**Information shown**

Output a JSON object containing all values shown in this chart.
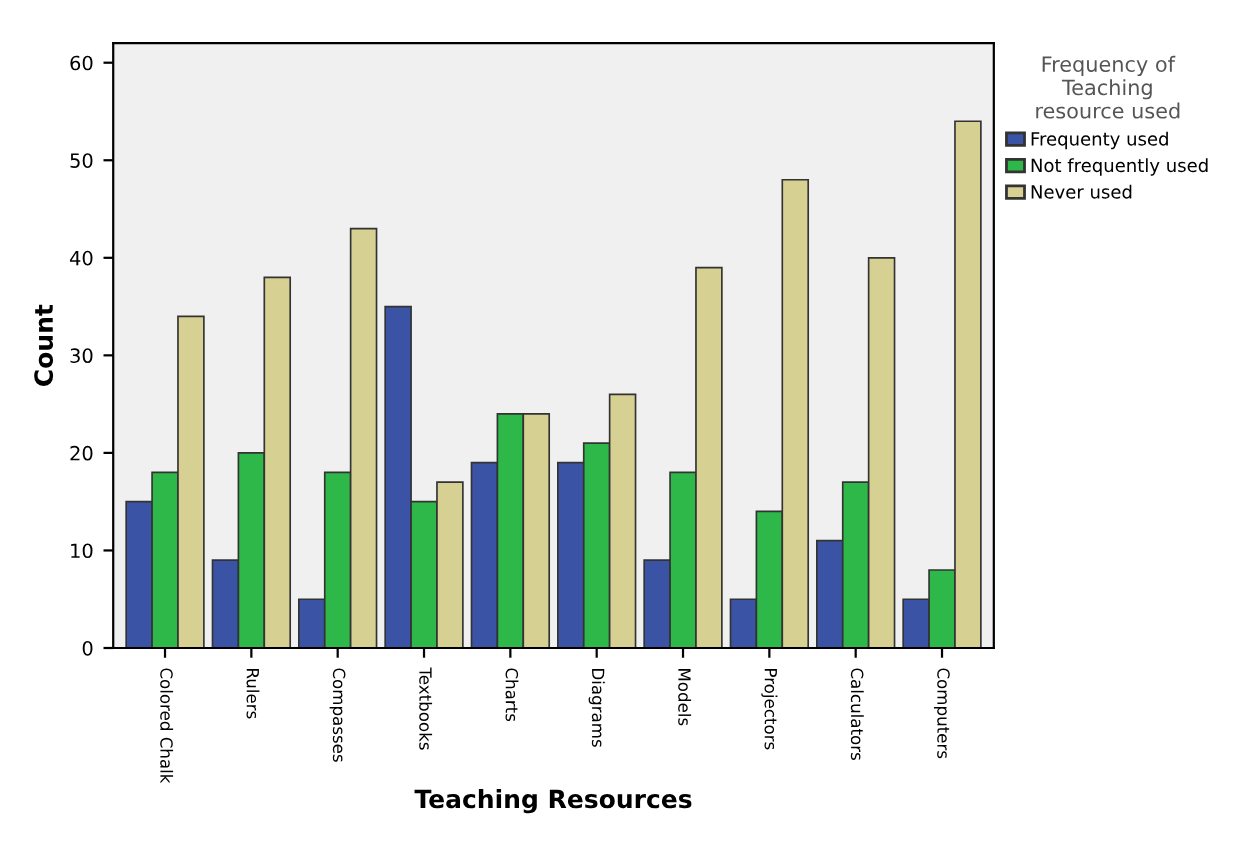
{
  "chart_data": {
    "type": "bar",
    "xlabel": "Teaching Resources",
    "ylabel": "Count",
    "legend_title": "Frequency of\nTeaching\nresource used",
    "categories": [
      "Colored Chalk",
      "Rulers",
      "Compasses",
      "Textbooks",
      "Charts",
      "Diagrams",
      "Models",
      "Projectors",
      "Calculators",
      "Computers"
    ],
    "series": [
      {
        "name": "Frequenty used",
        "color": "#3a53a4",
        "values": [
          15,
          9,
          5,
          35,
          19,
          19,
          9,
          5,
          11,
          5
        ]
      },
      {
        "name": "Not frequently used",
        "color": "#2fb84a",
        "values": [
          18,
          20,
          18,
          15,
          24,
          21,
          18,
          14,
          17,
          8
        ]
      },
      {
        "name": "Never used",
        "color": "#d6d193",
        "values": [
          34,
          38,
          43,
          17,
          24,
          26,
          39,
          48,
          40,
          54
        ]
      }
    ],
    "ylim": [
      0,
      62
    ],
    "yticks": [
      0,
      10,
      20,
      30,
      40,
      50,
      60
    ],
    "grid": false,
    "legend": "top right"
  }
}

**What is required**
Reproduce all entries exactly. Pictures do not belong in the copy.

**Problem solution**
Output a JSON object containing all values shown in this chart.
{
  "chart_data": {
    "type": "bar",
    "xlabel": "Teaching Resources",
    "ylabel": "Count",
    "legend_title": "Frequency of\nTeaching\nresource used",
    "categories": [
      "Colored Chalk",
      "Rulers",
      "Compasses",
      "Textbooks",
      "Charts",
      "Diagrams",
      "Models",
      "Projectors",
      "Calculators",
      "Computers"
    ],
    "series": [
      {
        "name": "Frequenty used",
        "color": "#3a53a4",
        "values": [
          15,
          9,
          5,
          35,
          19,
          19,
          9,
          5,
          11,
          5
        ]
      },
      {
        "name": "Not frequently used",
        "color": "#2fb84a",
        "values": [
          18,
          20,
          18,
          15,
          24,
          21,
          18,
          14,
          17,
          8
        ]
      },
      {
        "name": "Never used",
        "color": "#d6d193",
        "values": [
          34,
          38,
          43,
          17,
          24,
          26,
          39,
          48,
          40,
          54
        ]
      }
    ],
    "ylim": [
      0,
      62
    ],
    "yticks": [
      0,
      10,
      20,
      30,
      40,
      50,
      60
    ],
    "grid": false,
    "legend": "top right"
  }
}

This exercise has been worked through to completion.